- Material for this task
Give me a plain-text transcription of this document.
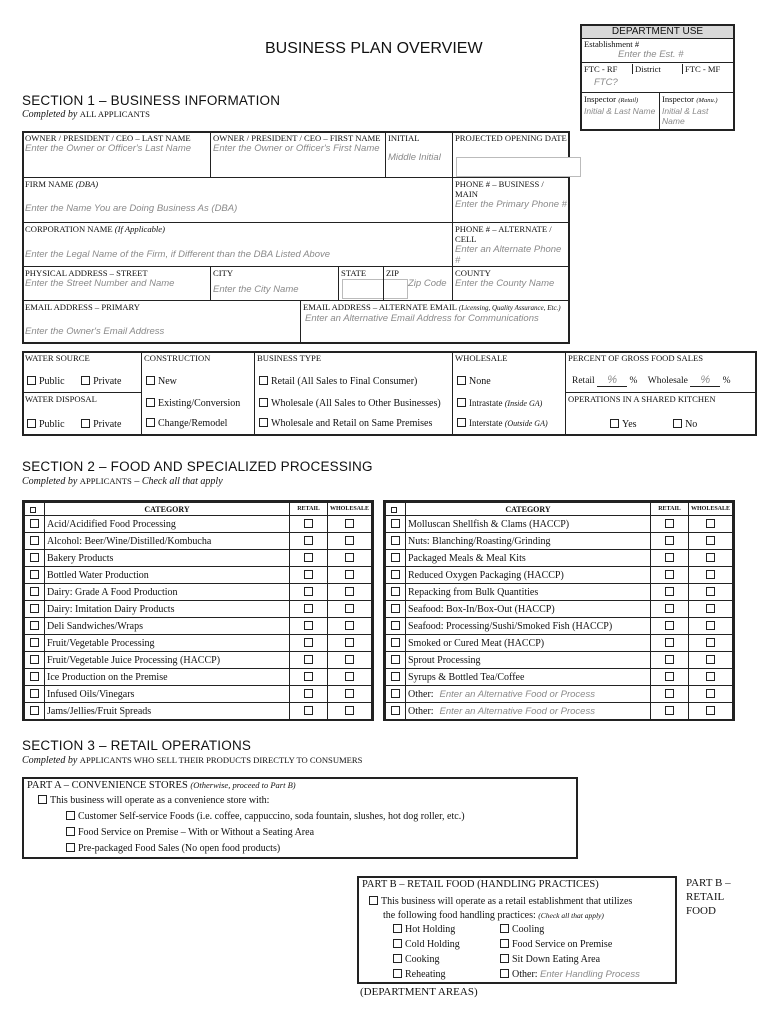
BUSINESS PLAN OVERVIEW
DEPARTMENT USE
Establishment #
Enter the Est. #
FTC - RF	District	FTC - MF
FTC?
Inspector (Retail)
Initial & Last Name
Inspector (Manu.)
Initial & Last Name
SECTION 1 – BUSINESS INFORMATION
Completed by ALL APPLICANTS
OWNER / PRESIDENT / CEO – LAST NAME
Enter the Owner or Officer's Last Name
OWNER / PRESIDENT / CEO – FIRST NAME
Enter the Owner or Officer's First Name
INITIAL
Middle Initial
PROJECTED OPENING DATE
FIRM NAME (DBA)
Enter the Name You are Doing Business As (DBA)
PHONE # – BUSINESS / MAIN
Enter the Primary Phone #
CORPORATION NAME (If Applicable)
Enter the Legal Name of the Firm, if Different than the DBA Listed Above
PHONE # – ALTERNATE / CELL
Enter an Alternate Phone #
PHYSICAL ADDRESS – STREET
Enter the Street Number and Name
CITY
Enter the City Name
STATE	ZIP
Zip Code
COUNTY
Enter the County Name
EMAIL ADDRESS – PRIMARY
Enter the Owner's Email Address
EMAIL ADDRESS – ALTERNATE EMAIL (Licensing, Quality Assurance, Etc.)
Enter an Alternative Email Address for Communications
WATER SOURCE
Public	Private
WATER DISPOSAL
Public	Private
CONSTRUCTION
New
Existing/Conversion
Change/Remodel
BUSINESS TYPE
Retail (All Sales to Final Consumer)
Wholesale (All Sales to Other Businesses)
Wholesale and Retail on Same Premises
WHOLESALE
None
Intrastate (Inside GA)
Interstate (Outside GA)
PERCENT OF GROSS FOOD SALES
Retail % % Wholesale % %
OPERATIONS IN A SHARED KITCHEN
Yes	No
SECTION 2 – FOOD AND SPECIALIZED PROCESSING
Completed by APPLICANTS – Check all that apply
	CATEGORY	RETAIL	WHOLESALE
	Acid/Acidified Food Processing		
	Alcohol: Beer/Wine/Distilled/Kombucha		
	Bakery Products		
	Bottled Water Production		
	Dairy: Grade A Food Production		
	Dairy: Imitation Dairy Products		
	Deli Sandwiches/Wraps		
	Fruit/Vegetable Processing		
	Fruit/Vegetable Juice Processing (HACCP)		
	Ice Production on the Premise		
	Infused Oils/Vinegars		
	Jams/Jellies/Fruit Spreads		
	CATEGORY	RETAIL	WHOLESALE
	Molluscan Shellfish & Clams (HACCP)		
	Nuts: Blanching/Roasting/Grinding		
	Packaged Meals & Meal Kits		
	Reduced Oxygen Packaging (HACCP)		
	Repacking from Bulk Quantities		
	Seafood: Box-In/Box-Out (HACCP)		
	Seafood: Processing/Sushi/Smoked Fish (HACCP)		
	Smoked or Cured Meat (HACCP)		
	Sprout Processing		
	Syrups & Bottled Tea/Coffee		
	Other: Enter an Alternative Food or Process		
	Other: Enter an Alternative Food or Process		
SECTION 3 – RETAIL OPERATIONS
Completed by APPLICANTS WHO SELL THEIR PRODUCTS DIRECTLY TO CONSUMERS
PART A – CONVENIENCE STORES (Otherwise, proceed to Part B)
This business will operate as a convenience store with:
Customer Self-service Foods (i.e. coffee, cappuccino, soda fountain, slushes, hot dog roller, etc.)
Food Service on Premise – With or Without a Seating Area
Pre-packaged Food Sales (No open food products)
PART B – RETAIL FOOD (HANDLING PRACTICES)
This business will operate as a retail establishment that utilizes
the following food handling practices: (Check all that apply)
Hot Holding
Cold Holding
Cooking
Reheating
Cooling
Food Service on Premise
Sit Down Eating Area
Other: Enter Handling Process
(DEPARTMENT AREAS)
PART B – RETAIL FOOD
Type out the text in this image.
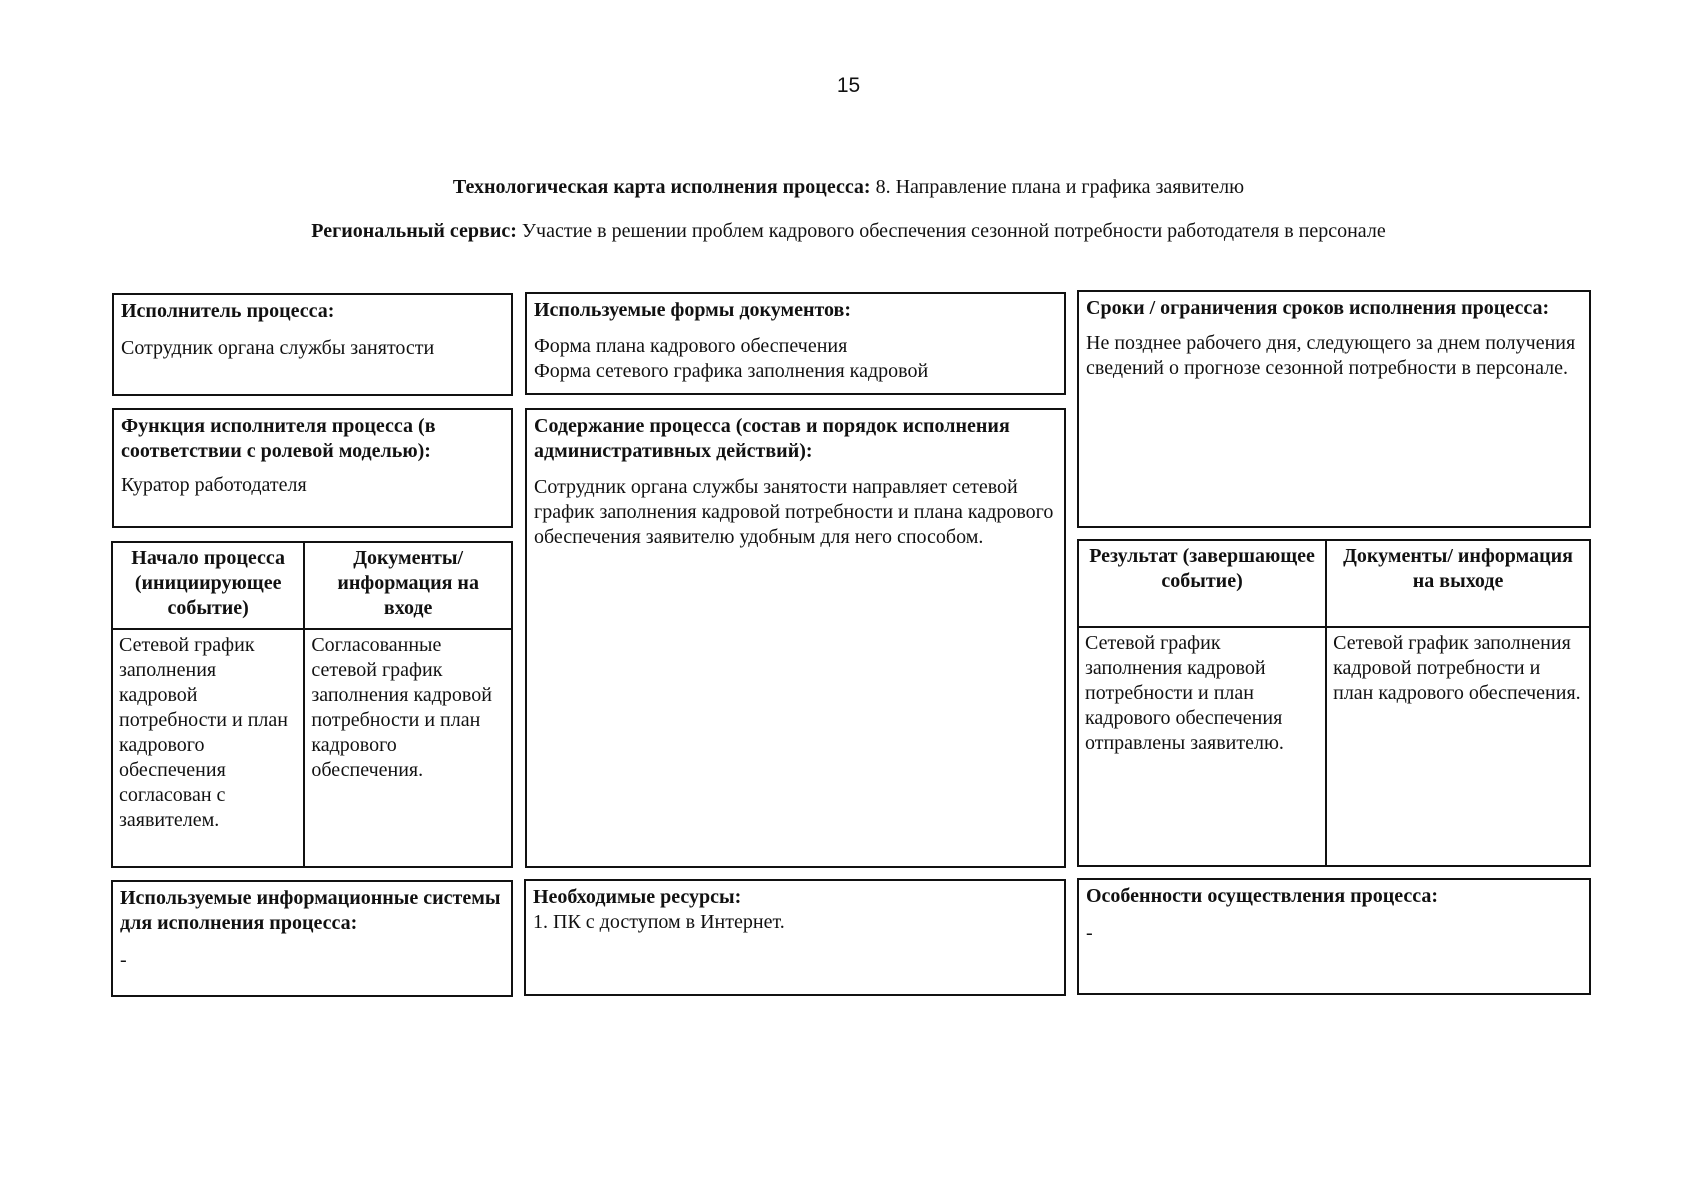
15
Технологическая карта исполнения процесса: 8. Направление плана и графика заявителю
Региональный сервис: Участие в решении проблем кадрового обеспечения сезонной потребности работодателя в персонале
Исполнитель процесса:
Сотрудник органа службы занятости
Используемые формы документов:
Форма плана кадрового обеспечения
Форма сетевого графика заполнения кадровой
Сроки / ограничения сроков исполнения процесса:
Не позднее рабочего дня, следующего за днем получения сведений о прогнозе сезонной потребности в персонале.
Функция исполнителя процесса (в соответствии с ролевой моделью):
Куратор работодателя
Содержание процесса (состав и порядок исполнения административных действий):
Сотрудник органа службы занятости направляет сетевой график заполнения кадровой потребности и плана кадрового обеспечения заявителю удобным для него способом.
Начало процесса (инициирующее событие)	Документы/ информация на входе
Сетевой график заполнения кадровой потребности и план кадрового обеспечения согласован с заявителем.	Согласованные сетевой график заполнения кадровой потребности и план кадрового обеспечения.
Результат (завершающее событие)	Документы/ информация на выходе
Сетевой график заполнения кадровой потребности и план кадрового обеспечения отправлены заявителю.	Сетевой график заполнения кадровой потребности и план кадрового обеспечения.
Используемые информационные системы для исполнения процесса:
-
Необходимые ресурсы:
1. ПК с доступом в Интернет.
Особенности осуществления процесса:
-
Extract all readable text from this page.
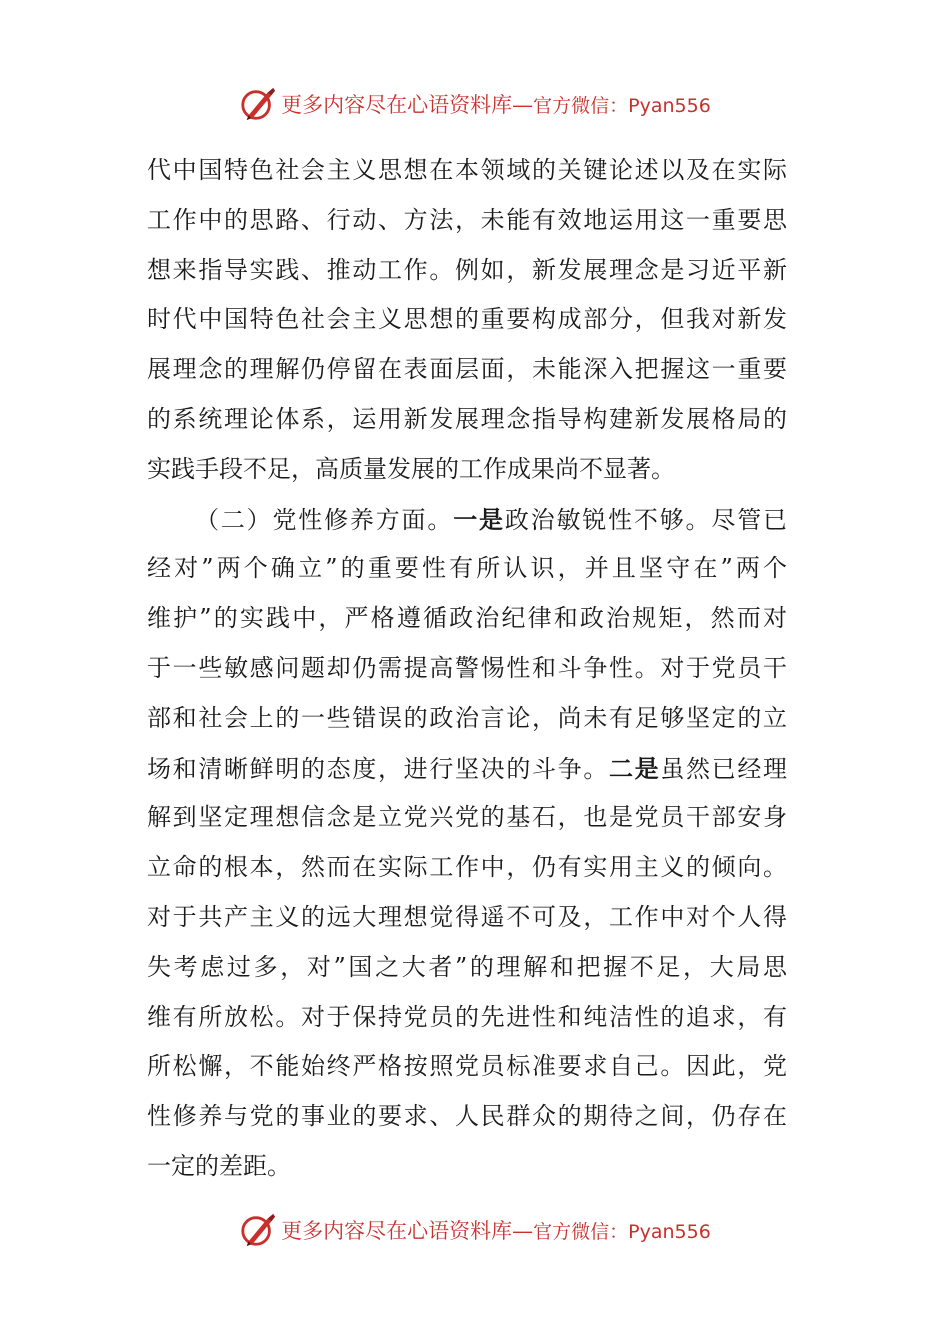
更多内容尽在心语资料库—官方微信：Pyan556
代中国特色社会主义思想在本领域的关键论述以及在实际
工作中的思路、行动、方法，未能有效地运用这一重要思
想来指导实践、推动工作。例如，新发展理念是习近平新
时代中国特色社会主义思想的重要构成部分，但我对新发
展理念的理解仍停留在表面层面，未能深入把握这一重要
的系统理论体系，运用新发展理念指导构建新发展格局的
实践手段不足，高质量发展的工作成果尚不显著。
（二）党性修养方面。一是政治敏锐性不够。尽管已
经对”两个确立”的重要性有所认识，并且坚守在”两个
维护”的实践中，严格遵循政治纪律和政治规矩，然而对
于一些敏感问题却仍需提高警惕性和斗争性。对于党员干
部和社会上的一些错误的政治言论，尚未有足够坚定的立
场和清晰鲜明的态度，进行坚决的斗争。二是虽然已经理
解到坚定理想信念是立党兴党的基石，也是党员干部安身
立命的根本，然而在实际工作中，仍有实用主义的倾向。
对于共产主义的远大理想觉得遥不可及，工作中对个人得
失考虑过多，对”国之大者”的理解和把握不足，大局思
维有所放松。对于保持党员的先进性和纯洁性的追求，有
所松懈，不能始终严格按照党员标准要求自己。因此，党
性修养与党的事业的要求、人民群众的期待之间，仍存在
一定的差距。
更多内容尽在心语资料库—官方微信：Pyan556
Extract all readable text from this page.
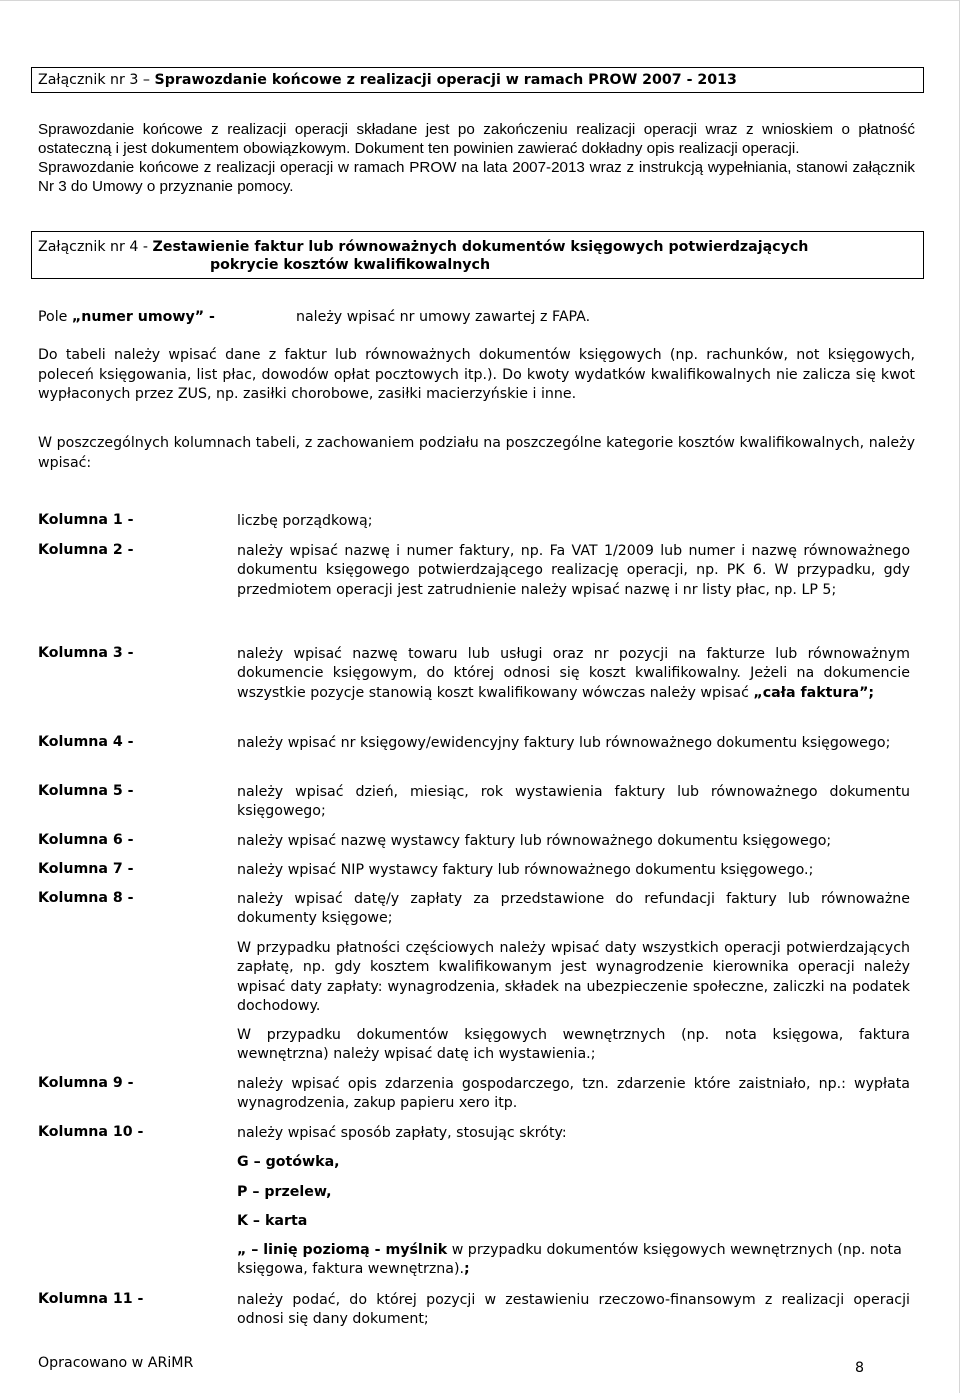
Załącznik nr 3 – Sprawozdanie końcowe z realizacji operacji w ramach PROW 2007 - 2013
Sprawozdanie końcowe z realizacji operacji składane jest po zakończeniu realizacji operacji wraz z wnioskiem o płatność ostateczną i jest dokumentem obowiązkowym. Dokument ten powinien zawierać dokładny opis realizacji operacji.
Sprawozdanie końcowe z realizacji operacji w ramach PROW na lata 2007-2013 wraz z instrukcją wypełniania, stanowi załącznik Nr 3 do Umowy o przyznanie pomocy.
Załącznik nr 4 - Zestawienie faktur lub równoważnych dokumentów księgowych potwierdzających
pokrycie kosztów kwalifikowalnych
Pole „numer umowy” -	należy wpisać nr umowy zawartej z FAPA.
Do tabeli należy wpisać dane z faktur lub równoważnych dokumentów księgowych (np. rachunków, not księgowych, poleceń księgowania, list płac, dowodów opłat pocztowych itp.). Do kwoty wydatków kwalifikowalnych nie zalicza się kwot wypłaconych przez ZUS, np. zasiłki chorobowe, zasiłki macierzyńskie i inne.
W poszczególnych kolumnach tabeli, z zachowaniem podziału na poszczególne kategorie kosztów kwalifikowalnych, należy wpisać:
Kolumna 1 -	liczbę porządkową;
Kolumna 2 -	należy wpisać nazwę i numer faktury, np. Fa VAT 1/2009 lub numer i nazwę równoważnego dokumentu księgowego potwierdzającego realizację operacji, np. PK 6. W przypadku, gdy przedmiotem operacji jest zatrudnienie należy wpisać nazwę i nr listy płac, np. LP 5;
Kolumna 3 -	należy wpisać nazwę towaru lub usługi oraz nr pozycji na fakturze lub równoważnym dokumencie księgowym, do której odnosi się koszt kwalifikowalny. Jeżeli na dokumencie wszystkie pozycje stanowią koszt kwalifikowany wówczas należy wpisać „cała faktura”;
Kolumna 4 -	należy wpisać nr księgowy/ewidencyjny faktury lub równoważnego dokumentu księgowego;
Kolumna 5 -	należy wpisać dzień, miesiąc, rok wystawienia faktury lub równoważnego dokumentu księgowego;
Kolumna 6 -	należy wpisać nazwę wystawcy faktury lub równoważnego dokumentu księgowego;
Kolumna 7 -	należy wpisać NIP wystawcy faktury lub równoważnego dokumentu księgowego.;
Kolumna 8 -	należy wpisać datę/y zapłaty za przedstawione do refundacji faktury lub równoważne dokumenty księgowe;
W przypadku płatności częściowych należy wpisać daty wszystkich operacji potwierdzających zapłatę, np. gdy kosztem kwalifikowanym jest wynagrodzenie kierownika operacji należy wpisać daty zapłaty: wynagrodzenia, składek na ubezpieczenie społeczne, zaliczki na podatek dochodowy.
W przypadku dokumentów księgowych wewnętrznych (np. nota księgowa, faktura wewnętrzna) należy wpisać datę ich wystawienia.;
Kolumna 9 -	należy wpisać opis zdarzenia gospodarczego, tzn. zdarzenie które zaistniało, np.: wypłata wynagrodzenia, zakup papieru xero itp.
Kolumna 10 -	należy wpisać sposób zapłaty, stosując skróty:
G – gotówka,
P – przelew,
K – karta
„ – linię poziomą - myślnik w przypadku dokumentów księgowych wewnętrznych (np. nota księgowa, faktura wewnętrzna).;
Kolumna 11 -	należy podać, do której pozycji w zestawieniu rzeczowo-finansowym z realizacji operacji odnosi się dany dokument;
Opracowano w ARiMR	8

- Written request
State the number of lines in the records that include "wynagrodzenia", and write nothing else.

- Result of this exercise
2